— Data to process —

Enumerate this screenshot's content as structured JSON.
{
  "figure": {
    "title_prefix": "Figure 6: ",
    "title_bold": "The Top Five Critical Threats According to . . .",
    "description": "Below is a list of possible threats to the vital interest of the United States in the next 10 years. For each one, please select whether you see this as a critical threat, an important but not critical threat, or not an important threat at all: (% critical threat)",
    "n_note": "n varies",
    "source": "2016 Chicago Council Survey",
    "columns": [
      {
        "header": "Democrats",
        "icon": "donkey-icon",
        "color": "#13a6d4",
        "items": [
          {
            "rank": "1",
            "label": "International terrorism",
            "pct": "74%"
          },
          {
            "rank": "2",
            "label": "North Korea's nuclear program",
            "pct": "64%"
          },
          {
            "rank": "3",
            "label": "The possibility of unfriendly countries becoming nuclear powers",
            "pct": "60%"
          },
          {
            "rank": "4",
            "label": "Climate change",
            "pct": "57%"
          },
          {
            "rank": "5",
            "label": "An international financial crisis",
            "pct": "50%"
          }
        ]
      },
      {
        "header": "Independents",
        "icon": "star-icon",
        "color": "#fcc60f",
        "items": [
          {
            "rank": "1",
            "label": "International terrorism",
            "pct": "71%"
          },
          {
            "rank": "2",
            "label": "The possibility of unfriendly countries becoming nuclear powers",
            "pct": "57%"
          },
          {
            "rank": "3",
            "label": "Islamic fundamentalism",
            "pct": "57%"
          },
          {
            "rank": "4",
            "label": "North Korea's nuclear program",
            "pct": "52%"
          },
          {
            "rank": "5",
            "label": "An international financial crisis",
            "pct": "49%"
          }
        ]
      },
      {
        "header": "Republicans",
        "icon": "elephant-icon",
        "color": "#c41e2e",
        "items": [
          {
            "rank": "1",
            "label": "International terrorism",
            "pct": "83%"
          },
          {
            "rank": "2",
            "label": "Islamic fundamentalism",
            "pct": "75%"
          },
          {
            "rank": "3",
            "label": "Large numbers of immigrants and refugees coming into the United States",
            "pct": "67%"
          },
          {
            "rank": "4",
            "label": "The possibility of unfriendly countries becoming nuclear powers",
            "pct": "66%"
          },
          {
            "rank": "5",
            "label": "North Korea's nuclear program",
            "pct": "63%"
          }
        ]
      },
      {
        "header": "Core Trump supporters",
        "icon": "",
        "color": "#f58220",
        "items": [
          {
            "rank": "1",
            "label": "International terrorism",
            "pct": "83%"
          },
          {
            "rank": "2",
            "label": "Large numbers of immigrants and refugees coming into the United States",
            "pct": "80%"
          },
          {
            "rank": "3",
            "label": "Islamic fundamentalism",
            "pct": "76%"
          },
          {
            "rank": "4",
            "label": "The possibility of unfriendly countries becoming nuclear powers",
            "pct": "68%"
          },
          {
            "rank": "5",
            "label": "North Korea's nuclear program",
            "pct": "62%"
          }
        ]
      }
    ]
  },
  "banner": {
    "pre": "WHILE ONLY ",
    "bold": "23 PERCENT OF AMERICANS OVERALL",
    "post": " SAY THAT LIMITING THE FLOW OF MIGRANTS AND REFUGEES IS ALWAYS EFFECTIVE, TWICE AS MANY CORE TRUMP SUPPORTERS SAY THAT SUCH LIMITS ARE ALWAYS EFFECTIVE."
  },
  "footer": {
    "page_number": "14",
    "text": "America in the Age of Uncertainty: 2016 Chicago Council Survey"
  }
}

— Task to complete —
Above are some records. Print them all exactly.

— Task output —
Enumerate this screenshot's content as structured JSON.
{
  "figure": {
    "title_prefix": "Figure 6: ",
    "title_bold": "The Top Five Critical Threats According to . . .",
    "description": "Below is a list of possible threats to the vital interest of the United States in the next 10 years. For each one, please select whether you see this as a critical threat, an important but not critical threat, or not an important threat at all: (% critical threat)",
    "n_note": "n varies",
    "source": "2016 Chicago Council Survey",
    "columns": [
      {
        "header": "Democrats",
        "icon": "donkey-icon",
        "color": "#13a6d4",
        "items": [
          {
            "rank": "1",
            "label": "International terrorism",
            "pct": "74%"
          },
          {
            "rank": "2",
            "label": "North Korea's nuclear program",
            "pct": "64%"
          },
          {
            "rank": "3",
            "label": "The possibility of unfriendly countries becoming nuclear powers",
            "pct": "60%"
          },
          {
            "rank": "4",
            "label": "Climate change",
            "pct": "57%"
          },
          {
            "rank": "5",
            "label": "An international financial crisis",
            "pct": "50%"
          }
        ]
      },
      {
        "header": "Independents",
        "icon": "star-icon",
        "color": "#fcc60f",
        "items": [
          {
            "rank": "1",
            "label": "International terrorism",
            "pct": "71%"
          },
          {
            "rank": "2",
            "label": "The possibility of unfriendly countries becoming nuclear powers",
            "pct": "57%"
          },
          {
            "rank": "3",
            "label": "Islamic fundamentalism",
            "pct": "57%"
          },
          {
            "rank": "4",
            "label": "North Korea's nuclear program",
            "pct": "52%"
          },
          {
            "rank": "5",
            "label": "An international financial crisis",
            "pct": "49%"
          }
        ]
      },
      {
        "header": "Republicans",
        "icon": "elephant-icon",
        "color": "#c41e2e",
        "items": [
          {
            "rank": "1",
            "label": "International terrorism",
            "pct": "83%"
          },
          {
            "rank": "2",
            "label": "Islamic fundamentalism",
            "pct": "75%"
          },
          {
            "rank": "3",
            "label": "Large numbers of immigrants and refugees coming into the United States",
            "pct": "67%"
          },
          {
            "rank": "4",
            "label": "The possibility of unfriendly countries becoming nuclear powers",
            "pct": "66%"
          },
          {
            "rank": "5",
            "label": "North Korea's nuclear program",
            "pct": "63%"
          }
        ]
      },
      {
        "header": "Core Trump supporters",
        "icon": "",
        "color": "#f58220",
        "items": [
          {
            "rank": "1",
            "label": "International terrorism",
            "pct": "83%"
          },
          {
            "rank": "2",
            "label": "Large numbers of immigrants and refugees coming into the United States",
            "pct": "80%"
          },
          {
            "rank": "3",
            "label": "Islamic fundamentalism",
            "pct": "76%"
          },
          {
            "rank": "4",
            "label": "The possibility of unfriendly countries becoming nuclear powers",
            "pct": "68%"
          },
          {
            "rank": "5",
            "label": "North Korea's nuclear program",
            "pct": "62%"
          }
        ]
      }
    ]
  },
  "banner": {
    "pre": "WHILE ONLY ",
    "bold": "23 PERCENT OF AMERICANS OVERALL",
    "post": " SAY THAT LIMITING THE FLOW OF MIGRANTS AND REFUGEES IS ALWAYS EFFECTIVE, TWICE AS MANY CORE TRUMP SUPPORTERS SAY THAT SUCH LIMITS ARE ALWAYS EFFECTIVE."
  },
  "footer": {
    "page_number": "14",
    "text": "America in the Age of Uncertainty: 2016 Chicago Council Survey"
  }
}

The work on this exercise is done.